──────── PROVIDED RECORDS

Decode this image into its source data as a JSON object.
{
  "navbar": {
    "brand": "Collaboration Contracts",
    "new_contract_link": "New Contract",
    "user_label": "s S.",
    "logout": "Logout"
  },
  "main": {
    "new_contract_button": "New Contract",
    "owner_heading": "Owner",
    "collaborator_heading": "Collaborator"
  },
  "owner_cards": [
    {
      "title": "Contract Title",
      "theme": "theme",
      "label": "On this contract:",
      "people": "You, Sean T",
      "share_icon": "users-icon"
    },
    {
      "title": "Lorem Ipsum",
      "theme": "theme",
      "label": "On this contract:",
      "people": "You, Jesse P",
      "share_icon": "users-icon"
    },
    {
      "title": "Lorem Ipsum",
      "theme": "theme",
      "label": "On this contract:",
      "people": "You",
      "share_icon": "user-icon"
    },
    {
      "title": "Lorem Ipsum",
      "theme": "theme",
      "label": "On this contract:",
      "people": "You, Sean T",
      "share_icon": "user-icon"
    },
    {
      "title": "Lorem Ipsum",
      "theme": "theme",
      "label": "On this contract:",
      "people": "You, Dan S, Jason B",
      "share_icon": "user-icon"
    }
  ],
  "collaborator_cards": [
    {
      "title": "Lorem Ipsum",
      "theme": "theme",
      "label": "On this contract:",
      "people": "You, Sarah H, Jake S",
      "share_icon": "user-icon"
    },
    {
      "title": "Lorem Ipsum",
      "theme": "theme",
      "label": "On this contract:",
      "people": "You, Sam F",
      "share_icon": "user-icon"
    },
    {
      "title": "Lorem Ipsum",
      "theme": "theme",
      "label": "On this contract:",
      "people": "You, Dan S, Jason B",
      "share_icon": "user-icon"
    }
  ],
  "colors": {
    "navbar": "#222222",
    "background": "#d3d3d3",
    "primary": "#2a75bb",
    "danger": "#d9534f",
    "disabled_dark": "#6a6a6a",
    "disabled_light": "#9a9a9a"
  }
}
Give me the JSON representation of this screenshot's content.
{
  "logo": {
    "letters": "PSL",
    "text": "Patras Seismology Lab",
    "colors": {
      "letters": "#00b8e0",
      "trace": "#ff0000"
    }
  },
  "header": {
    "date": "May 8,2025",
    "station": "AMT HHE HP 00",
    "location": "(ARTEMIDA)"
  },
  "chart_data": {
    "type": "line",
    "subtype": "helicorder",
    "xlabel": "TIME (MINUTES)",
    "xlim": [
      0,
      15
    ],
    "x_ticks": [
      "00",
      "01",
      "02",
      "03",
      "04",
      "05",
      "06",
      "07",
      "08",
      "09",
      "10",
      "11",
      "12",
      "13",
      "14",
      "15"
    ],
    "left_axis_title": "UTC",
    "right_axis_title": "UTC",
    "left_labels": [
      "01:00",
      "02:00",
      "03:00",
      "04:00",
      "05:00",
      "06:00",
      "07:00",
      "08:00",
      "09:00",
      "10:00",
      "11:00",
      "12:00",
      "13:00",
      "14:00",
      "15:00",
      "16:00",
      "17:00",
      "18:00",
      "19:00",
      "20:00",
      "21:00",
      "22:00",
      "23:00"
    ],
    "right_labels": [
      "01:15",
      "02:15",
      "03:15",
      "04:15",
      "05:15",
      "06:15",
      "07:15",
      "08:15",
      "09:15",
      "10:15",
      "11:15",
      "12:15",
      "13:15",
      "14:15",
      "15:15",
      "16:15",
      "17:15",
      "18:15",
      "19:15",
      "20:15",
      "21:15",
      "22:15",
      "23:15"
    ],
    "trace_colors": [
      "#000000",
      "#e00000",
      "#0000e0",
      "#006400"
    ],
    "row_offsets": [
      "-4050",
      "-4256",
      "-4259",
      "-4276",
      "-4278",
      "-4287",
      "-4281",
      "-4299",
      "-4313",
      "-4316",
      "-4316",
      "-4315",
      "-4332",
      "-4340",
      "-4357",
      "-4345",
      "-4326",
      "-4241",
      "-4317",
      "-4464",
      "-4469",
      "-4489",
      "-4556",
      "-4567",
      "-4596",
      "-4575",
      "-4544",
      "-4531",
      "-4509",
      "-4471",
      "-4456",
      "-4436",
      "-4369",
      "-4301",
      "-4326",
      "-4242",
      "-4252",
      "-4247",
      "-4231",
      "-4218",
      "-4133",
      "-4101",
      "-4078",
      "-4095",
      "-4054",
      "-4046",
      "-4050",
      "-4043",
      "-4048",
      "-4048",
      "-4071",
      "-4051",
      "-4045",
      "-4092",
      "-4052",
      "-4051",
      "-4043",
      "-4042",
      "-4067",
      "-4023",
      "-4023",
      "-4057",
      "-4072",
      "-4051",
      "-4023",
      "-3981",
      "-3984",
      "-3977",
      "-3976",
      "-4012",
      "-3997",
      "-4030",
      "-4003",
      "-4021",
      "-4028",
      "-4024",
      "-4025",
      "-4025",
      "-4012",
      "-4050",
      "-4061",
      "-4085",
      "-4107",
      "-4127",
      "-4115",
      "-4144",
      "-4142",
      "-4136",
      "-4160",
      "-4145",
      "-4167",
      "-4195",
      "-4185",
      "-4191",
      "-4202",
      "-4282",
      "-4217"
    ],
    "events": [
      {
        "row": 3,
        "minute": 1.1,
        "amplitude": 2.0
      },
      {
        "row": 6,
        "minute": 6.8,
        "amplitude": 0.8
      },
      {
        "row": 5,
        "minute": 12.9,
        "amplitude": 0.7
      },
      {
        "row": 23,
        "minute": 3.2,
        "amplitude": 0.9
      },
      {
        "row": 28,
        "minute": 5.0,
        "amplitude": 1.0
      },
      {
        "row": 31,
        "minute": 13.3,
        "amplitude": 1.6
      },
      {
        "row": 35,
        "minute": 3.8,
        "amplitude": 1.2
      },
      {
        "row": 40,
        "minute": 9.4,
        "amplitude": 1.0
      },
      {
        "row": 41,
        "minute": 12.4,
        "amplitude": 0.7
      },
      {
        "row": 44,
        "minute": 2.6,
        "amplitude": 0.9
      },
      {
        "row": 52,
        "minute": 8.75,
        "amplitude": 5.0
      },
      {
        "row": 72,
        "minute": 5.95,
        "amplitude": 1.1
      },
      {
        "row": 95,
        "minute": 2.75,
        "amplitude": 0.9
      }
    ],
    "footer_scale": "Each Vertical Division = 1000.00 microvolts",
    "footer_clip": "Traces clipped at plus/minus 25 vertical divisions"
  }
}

────────────────

## PROBLEM TO SOLVE
Count all lines of the data that include "people". The answer is the number alone.

## TASK RESPONSE
8